## [TASK]
Go through the material below, count the lines with the word "this", and reply with the count alone.

## [Dataset listings of figures]
· · · · ·
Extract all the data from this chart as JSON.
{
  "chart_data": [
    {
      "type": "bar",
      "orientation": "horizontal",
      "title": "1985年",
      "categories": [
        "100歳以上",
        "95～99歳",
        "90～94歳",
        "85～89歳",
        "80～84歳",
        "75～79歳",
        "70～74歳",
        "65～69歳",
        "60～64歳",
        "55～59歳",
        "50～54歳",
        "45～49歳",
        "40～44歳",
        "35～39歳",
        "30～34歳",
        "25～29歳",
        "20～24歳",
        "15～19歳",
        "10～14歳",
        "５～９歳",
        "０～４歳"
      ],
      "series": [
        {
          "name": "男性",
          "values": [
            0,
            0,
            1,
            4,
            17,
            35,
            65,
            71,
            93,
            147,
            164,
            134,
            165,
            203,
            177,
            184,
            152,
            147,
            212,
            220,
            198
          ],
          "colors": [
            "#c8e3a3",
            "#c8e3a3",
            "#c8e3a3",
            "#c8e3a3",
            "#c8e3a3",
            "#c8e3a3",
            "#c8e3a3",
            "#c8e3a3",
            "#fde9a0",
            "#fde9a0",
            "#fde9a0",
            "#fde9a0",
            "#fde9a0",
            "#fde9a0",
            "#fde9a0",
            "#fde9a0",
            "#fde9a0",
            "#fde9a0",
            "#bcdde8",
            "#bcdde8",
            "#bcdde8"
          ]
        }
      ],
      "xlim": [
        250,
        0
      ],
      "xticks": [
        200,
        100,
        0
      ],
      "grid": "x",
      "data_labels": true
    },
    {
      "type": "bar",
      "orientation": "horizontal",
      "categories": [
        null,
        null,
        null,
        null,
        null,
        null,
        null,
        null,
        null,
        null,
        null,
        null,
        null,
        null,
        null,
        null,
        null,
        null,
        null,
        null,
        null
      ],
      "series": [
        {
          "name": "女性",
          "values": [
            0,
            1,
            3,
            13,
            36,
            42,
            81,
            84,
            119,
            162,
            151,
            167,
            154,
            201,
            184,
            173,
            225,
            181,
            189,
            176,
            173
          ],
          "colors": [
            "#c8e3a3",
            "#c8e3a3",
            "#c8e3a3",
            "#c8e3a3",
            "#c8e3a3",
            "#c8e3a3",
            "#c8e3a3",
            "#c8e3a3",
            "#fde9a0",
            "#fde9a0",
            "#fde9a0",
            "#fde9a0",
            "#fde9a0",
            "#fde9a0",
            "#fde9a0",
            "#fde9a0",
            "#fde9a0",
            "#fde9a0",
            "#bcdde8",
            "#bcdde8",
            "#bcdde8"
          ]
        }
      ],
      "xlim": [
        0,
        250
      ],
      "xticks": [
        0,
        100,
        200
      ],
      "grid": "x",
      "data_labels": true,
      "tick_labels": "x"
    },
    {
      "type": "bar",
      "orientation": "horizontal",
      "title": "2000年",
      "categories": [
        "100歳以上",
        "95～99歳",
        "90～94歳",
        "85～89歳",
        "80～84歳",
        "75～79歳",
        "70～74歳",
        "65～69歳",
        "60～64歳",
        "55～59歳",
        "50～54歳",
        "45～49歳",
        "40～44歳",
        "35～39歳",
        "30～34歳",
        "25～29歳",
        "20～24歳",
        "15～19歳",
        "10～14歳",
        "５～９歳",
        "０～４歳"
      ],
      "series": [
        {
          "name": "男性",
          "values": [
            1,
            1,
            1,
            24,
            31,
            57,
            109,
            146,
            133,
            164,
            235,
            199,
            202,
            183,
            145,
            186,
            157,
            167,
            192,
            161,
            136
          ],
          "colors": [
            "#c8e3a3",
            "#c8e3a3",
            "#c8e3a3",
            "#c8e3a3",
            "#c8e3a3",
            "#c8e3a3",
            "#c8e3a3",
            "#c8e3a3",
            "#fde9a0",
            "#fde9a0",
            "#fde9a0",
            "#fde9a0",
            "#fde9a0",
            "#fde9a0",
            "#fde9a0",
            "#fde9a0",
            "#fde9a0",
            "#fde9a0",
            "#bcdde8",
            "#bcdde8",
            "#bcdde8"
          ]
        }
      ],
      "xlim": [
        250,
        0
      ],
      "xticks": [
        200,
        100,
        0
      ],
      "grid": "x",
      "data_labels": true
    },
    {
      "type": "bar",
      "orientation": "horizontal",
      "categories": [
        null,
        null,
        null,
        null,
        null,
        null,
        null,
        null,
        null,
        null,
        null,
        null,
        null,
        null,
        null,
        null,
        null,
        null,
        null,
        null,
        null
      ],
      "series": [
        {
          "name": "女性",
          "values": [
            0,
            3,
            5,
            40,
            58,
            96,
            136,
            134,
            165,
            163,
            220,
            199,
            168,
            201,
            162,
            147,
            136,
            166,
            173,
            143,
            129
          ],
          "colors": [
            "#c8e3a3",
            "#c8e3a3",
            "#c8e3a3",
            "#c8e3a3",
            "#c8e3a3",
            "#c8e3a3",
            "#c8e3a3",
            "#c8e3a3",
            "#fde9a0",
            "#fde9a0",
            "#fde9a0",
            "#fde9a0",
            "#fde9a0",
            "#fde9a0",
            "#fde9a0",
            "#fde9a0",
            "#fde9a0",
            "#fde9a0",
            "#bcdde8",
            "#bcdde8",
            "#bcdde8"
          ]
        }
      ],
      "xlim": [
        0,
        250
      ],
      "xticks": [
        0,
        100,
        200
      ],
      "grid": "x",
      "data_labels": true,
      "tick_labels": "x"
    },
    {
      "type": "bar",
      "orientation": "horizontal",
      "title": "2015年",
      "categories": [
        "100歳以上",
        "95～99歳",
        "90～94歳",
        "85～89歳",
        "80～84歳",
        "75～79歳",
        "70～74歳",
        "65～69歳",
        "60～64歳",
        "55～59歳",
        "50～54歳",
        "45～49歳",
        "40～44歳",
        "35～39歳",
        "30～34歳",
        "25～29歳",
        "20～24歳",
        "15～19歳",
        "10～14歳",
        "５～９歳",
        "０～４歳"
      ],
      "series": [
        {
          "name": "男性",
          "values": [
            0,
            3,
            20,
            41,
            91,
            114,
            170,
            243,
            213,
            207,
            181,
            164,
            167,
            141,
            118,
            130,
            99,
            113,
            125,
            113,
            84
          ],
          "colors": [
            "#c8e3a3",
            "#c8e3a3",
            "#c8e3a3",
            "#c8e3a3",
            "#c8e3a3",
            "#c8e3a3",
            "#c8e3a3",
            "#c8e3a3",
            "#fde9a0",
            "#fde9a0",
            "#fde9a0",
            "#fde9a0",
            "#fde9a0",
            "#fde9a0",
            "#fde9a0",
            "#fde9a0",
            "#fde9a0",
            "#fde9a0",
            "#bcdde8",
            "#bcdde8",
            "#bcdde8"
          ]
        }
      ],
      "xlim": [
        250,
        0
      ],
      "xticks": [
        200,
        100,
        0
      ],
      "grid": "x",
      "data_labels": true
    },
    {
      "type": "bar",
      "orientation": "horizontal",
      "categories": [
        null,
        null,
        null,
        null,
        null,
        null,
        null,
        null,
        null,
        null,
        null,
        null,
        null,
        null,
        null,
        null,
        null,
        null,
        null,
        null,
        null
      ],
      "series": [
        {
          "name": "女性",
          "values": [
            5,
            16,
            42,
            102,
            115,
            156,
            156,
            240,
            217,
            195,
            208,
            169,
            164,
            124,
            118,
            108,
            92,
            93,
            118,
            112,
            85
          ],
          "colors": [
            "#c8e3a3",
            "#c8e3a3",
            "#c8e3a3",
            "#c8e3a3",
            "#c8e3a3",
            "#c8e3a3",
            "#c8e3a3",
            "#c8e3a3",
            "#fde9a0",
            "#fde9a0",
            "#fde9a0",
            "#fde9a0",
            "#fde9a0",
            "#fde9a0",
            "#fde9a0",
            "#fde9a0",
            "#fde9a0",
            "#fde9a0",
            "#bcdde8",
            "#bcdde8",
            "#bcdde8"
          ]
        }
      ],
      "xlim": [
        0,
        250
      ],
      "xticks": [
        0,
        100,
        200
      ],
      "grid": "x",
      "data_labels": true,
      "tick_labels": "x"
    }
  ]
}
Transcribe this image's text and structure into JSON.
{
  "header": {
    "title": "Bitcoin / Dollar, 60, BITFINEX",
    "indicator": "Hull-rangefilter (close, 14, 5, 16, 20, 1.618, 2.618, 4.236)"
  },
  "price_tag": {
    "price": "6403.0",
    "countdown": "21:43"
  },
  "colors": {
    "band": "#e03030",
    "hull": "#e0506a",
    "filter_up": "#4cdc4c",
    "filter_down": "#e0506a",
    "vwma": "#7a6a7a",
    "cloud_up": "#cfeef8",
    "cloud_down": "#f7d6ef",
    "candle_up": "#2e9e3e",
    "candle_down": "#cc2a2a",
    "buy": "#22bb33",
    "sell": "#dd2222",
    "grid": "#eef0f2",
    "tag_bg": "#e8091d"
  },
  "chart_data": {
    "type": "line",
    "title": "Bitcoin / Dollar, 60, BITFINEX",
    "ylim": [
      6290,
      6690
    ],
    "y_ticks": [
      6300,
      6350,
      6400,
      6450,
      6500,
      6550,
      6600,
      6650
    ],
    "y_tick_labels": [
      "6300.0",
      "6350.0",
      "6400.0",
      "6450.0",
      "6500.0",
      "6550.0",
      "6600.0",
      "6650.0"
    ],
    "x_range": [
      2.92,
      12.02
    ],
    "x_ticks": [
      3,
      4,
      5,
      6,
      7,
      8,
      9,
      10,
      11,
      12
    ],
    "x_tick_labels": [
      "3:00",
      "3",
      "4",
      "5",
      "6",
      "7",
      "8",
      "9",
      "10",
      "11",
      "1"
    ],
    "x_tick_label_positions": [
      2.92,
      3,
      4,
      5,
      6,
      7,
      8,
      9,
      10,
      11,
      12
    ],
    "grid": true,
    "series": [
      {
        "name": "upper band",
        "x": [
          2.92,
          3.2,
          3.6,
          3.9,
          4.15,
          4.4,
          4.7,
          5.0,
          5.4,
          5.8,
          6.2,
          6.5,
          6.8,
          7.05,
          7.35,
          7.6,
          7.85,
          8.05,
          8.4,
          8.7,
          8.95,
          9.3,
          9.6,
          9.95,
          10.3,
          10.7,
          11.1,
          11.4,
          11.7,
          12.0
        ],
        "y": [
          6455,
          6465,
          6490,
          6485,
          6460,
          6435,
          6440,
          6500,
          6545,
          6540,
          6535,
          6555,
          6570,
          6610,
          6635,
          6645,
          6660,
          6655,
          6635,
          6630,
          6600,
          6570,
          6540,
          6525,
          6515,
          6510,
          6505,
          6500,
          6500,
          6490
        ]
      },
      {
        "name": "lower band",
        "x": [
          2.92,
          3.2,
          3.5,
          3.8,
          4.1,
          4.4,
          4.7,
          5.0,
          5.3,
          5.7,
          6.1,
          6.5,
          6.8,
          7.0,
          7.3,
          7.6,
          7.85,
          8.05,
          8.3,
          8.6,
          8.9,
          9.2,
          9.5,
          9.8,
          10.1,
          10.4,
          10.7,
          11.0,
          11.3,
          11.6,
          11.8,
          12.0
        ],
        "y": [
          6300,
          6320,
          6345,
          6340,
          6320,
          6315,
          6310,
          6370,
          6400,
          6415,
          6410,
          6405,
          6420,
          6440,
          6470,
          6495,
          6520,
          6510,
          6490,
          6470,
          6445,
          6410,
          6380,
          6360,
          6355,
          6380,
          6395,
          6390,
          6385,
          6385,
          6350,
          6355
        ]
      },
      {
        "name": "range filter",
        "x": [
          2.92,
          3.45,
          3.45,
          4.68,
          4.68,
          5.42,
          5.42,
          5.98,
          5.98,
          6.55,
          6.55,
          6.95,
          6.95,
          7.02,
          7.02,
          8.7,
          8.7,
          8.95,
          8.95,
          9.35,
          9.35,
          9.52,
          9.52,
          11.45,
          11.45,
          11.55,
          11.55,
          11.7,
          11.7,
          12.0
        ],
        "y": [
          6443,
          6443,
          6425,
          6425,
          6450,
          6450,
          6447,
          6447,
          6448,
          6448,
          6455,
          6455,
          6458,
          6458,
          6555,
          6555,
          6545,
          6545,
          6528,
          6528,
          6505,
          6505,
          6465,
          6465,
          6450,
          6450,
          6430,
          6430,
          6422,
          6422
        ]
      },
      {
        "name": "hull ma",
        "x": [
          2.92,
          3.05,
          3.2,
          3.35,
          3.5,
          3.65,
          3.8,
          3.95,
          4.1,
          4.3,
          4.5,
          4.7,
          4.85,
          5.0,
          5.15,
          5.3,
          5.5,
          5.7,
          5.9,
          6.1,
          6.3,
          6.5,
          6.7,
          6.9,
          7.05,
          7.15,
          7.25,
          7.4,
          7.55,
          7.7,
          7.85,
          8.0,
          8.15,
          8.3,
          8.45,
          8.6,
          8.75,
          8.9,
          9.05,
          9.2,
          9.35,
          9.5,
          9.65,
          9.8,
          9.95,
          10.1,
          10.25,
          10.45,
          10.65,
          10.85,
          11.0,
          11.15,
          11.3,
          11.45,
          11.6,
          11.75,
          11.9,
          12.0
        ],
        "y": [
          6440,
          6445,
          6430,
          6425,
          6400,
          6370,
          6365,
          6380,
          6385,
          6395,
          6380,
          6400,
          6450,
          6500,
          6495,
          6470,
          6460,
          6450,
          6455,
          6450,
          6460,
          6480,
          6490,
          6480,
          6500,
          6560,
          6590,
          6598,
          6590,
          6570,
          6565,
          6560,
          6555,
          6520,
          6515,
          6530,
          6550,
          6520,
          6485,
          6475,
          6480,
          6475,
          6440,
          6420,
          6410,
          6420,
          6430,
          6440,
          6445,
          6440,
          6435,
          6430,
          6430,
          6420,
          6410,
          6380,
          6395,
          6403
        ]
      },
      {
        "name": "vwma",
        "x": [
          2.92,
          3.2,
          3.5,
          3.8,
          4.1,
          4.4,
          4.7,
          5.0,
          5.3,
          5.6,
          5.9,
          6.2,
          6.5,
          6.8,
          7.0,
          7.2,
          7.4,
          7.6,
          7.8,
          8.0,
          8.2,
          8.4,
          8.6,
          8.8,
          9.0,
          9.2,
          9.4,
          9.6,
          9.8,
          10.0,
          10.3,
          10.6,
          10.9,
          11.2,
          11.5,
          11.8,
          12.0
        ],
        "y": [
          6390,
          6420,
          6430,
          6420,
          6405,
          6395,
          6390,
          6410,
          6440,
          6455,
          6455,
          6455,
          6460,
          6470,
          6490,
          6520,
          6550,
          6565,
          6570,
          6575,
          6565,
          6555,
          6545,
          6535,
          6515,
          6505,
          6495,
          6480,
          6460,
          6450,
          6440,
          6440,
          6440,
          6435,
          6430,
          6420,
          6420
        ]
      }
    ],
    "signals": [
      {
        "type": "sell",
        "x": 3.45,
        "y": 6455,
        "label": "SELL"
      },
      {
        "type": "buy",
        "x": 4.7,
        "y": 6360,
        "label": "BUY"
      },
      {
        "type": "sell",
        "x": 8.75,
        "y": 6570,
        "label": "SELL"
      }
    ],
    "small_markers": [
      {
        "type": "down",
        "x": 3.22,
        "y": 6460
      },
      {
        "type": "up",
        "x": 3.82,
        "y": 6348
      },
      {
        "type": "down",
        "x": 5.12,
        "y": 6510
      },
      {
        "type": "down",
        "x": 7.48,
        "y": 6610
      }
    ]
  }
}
· · · · ·
## [SOLUTION]
2